Stored items
►

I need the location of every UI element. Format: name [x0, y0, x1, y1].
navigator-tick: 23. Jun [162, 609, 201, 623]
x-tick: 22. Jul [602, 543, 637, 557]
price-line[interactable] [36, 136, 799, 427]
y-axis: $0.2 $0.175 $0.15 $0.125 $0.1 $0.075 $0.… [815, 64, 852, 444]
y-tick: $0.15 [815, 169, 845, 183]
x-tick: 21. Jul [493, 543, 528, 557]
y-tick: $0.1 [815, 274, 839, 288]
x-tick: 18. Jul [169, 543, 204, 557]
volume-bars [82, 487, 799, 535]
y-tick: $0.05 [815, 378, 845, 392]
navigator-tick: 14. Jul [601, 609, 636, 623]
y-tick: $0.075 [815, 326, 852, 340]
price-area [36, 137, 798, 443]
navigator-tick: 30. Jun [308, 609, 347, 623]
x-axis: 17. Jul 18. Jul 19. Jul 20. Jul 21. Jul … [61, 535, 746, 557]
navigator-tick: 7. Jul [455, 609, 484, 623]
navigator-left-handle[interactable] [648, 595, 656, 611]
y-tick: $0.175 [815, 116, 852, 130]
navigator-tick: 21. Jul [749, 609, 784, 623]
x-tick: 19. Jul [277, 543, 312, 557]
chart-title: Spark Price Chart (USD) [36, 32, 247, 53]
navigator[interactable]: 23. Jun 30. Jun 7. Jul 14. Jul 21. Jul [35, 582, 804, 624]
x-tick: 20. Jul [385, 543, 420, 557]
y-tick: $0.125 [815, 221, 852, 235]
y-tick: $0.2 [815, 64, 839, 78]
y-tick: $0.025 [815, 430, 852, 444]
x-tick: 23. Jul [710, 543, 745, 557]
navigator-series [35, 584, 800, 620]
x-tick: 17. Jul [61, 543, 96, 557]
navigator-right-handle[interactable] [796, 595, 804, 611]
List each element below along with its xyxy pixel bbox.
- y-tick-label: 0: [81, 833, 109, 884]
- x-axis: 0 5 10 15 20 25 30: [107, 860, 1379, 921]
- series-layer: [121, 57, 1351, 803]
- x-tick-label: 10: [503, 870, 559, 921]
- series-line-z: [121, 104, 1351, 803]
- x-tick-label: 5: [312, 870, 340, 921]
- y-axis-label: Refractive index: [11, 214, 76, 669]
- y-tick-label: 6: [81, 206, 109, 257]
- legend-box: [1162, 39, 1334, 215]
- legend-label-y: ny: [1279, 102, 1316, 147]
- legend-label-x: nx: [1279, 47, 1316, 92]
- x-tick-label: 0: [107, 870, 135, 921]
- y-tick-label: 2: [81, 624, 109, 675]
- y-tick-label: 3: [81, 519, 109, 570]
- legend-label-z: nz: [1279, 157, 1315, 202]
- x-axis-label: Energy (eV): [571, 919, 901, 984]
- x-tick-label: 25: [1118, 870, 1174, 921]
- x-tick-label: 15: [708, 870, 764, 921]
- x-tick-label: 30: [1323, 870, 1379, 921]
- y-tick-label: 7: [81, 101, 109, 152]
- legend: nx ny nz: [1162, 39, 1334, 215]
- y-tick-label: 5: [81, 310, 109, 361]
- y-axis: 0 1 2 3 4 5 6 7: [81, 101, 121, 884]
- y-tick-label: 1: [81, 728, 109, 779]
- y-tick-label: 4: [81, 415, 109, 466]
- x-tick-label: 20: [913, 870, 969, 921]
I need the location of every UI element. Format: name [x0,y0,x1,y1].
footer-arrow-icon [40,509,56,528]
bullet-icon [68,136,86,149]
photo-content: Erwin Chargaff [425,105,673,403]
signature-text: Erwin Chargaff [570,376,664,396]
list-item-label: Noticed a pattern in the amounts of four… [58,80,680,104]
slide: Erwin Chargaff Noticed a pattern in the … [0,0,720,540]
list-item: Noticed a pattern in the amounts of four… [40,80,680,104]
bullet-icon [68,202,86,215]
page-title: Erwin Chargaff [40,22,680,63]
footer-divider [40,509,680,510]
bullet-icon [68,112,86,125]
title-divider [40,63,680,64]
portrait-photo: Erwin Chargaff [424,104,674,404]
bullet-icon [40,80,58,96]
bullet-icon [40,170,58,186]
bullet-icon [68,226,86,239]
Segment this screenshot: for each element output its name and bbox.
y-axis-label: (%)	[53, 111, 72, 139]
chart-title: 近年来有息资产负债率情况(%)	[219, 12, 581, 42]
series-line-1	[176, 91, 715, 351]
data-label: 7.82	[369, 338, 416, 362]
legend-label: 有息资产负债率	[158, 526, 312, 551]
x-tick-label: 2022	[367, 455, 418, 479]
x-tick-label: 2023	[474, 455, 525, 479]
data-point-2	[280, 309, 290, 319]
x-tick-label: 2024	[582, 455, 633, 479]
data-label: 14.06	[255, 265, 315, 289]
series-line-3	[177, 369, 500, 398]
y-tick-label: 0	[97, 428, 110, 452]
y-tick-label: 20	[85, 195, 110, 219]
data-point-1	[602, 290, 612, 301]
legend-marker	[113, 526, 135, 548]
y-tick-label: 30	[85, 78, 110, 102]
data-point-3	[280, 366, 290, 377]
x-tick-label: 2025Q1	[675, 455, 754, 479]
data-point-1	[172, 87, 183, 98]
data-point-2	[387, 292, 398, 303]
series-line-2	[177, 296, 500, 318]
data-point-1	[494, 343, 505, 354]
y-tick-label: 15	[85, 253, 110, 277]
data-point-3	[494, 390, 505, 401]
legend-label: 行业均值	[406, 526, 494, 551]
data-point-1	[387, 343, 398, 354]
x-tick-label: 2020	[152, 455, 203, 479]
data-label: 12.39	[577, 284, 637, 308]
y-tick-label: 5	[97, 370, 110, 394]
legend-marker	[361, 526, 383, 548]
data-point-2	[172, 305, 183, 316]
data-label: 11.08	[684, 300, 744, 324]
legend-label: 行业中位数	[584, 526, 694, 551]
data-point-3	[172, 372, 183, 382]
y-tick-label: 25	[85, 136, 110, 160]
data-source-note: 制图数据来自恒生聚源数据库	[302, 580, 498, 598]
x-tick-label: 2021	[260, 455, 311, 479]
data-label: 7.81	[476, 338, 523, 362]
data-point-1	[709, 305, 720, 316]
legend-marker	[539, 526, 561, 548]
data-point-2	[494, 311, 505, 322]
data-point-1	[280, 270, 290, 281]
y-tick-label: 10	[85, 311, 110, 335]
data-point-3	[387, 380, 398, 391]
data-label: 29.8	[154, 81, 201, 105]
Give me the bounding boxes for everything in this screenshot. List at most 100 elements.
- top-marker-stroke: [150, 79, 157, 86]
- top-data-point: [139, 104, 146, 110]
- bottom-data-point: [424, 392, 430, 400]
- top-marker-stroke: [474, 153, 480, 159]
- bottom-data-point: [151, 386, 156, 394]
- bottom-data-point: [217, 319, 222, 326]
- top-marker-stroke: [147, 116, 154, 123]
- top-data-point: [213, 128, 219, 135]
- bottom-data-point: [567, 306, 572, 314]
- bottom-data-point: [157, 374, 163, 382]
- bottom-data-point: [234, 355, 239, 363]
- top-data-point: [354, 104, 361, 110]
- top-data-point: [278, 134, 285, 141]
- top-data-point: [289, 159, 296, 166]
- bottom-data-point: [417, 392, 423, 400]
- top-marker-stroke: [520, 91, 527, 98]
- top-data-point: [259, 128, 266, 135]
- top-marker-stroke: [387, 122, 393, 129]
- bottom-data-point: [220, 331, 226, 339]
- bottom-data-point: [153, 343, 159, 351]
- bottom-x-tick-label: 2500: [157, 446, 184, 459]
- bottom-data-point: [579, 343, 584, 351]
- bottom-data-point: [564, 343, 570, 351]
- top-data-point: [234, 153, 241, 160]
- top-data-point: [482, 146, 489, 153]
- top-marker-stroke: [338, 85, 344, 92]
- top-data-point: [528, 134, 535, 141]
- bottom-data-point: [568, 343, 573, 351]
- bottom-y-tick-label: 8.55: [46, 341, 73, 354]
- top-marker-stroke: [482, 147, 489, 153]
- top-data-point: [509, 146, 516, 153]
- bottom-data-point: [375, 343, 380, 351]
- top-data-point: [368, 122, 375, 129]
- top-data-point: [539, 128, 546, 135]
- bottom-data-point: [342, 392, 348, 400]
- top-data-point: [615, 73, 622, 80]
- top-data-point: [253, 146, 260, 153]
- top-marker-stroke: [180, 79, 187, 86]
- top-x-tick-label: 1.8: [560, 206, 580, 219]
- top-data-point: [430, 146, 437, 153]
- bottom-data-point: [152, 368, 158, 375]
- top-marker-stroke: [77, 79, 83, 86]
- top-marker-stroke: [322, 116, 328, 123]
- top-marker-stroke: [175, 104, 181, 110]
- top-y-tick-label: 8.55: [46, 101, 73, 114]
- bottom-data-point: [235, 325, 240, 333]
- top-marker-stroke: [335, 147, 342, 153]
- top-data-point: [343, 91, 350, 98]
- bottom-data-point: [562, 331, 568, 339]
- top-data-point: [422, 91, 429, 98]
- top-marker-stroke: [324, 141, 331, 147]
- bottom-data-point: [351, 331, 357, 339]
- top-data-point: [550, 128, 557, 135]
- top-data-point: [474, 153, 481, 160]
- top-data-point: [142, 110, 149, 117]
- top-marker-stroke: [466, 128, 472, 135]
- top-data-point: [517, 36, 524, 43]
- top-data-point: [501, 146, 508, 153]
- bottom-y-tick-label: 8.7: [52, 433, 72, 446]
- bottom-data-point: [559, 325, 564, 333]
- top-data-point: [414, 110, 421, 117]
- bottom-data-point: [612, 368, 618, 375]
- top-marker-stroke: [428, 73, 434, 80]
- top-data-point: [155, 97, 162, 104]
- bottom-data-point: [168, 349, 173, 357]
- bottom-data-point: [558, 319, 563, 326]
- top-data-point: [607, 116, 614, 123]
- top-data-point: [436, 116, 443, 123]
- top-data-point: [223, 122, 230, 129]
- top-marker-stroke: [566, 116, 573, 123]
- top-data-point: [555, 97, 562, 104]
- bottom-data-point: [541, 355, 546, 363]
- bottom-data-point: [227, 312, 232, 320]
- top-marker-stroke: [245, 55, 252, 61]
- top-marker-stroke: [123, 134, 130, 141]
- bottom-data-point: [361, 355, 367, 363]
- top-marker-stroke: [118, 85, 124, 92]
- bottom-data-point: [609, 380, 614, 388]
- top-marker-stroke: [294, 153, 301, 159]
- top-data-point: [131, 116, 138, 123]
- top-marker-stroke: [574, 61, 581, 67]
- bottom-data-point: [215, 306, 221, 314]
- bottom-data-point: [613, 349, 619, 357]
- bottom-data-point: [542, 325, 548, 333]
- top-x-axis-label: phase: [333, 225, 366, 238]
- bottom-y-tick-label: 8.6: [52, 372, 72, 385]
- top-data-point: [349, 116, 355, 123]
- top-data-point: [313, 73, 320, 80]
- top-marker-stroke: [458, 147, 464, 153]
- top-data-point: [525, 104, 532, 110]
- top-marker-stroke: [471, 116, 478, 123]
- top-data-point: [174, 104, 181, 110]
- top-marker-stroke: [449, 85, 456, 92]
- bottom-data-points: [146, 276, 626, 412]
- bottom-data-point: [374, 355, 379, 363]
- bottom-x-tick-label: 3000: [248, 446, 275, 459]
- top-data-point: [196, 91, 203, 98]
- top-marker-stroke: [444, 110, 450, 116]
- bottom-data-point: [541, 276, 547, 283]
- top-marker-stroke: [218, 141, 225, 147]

◄

Job = Filter the listing to only the lines containing the string "divider", copying each matching line in full. Treat the match as case-sensitive.

Answer to the problem =
footer-divider [40,509,680,510]
title-divider [40,63,680,64]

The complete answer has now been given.